▶ _PROVIDED DATA_:
• • • •
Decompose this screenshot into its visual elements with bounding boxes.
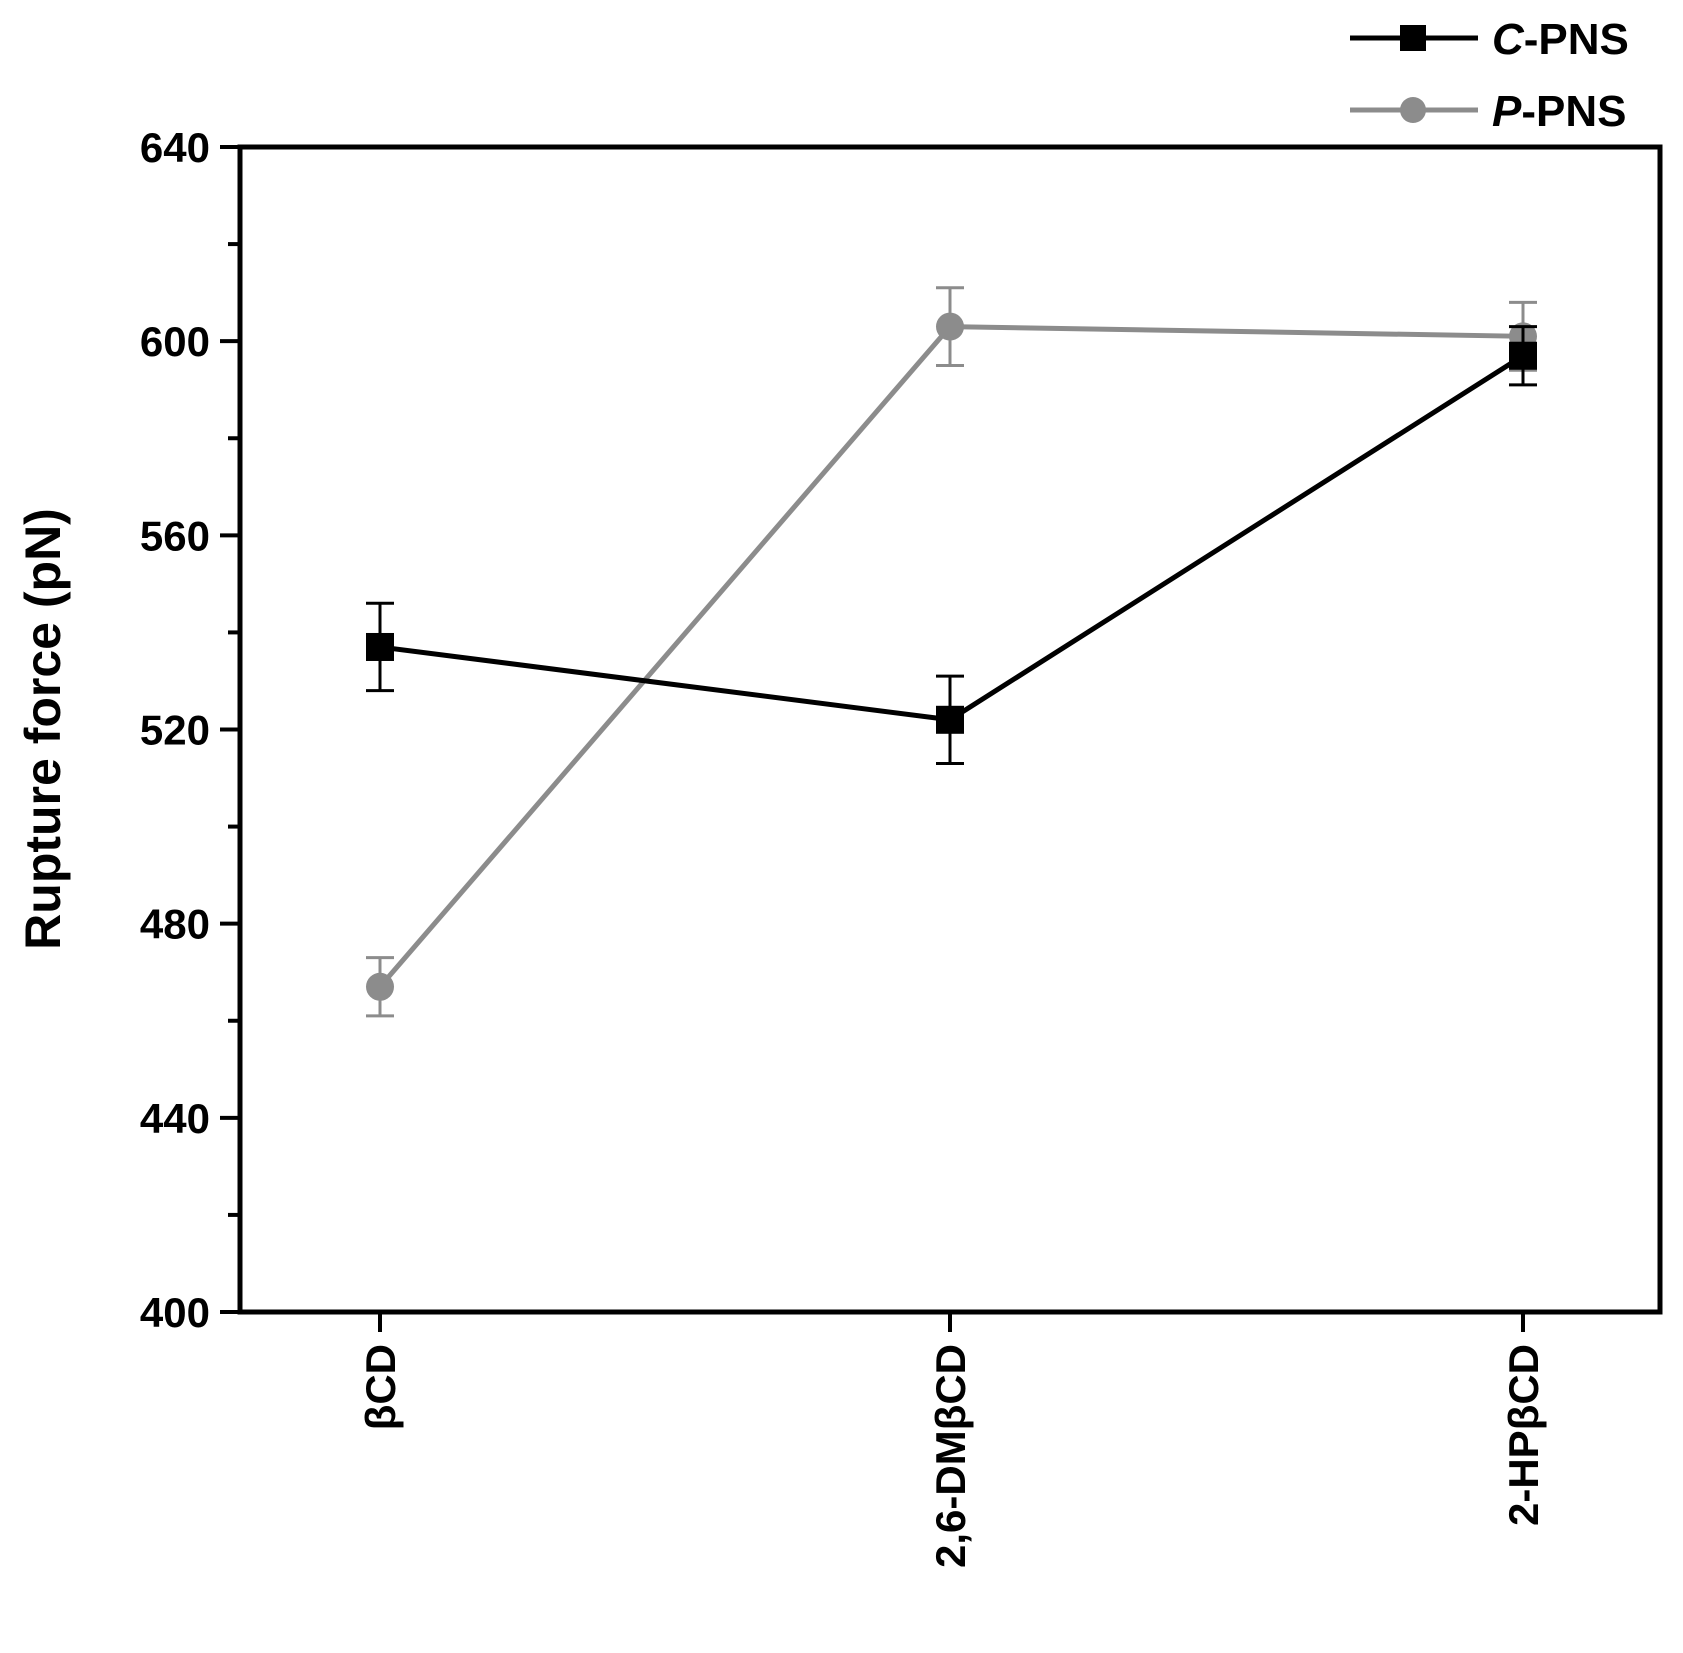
data-point [1509,341,1537,370]
y-tick-label: 520 [140,707,210,754]
y-tick-label: 400 [140,1289,210,1336]
data-point [366,972,394,1001]
plot-frame [237,144,1663,1315]
y-tick-label: 440 [140,1095,210,1142]
series-line [379,353,1525,723]
legend-label-prefix: C [1492,15,1525,64]
x-tick-label: 2,6-DMβCD [927,1344,974,1568]
legend-label: C-PNS [1492,15,1629,64]
y-tick-label: 600 [140,318,210,365]
series-p-pns [366,286,1537,1018]
y-tick-label: 640 [140,124,210,171]
x-tick-label: βCD [357,1344,404,1430]
legend-item-c-pns: C-PNS [1350,15,1629,64]
data-point [936,312,964,341]
y-axis-ticks: 400 440 480 520 560 600 640 [140,124,240,1336]
series-c-pns [366,325,1537,765]
legend-label-suffix: -PNS [1524,15,1629,64]
legend-marker [1400,97,1426,123]
series-layer [366,286,1537,1018]
data-point [366,632,394,661]
y-tick-label: 560 [140,512,210,559]
series-line [378,324,1524,989]
legend-label-prefix: P [1492,87,1522,136]
legend-marker [1400,25,1426,51]
legend-item-p-pns: P-PNS [1350,87,1626,136]
data-point [936,705,964,734]
legend-label-suffix: -PNS [1521,87,1626,136]
legend-label: P-PNS [1492,87,1626,136]
x-tick-label: 2-HPβCD [1500,1344,1547,1526]
x-axis-ticks: βCD 2,6-DMβCD 2-HPβCD [357,1312,1547,1568]
y-tick-label: 480 [140,901,210,948]
y-axis-title: Rupture force (pN) [15,508,71,950]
• • • •
▶ _TO DO_: Arrange the lines of the entry above as a numbered list, skipping any blank lines and leaving out the picture.

▶ _FINISHED EXERCISE_:
1. Decompose this screenshot into its visual elements with bounding boxes.
2. data-point [1509,341,1537,370]
3. y-tick-label: 520 [140,707,210,754]
4. y-tick-label: 400 [140,1289,210,1336]
5. data-point [366,972,394,1001]
6. plot-frame [237,144,1663,1315]
7. y-tick-label: 440 [140,1095,210,1142]
8. series-line [379,353,1525,723]
9. legend-label-prefix: C [1492,15,1525,64]
10. x-tick-label: 2,6-DMβCD [927,1344,974,1568]
11. legend-label: C-PNS [1492,15,1629,64]
12. y-tick-label: 600 [140,318,210,365]
13. series-p-pns [366,286,1537,1018]
14. y-tick-label: 640 [140,124,210,171]
15. x-tick-label: βCD [357,1344,404,1430]
16. legend-item-c-pns: C-PNS [1350,15,1629,64]
17. data-point [936,312,964,341]
18. y-axis-ticks: 400 440 480 520 560 600 640 [140,124,240,1336]
19. series-c-pns [366,325,1537,765]
20. legend-label-suffix: -PNS [1524,15,1629,64]
21. legend-marker [1400,97,1426,123]
22. series-layer [366,286,1537,1018]
23. data-point [366,632,394,661]
24. y-tick-label: 560 [140,512,210,559]
25. series-line [378,324,1524,989]
26. legend-label-prefix: P [1492,87,1522,136]
27. legend-marker [1400,25,1426,51]
28. legend-item-p-pns: P-PNS [1350,87,1626,136]
29. data-point [936,705,964,734]
30. legend-label-suffix: -PNS [1521,87,1626,136]
31. legend-label: P-PNS [1492,87,1626,136]
32. x-tick-label: 2-HPβCD [1500,1344,1547,1526]
33. x-axis-ticks: βCD 2,6-DMβCD 2-HPβCD [357,1312,1547,1568]
34. y-tick-label: 480 [140,901,210,948]
35. y-axis-title: Rupture force (pN) [15,508,71,950]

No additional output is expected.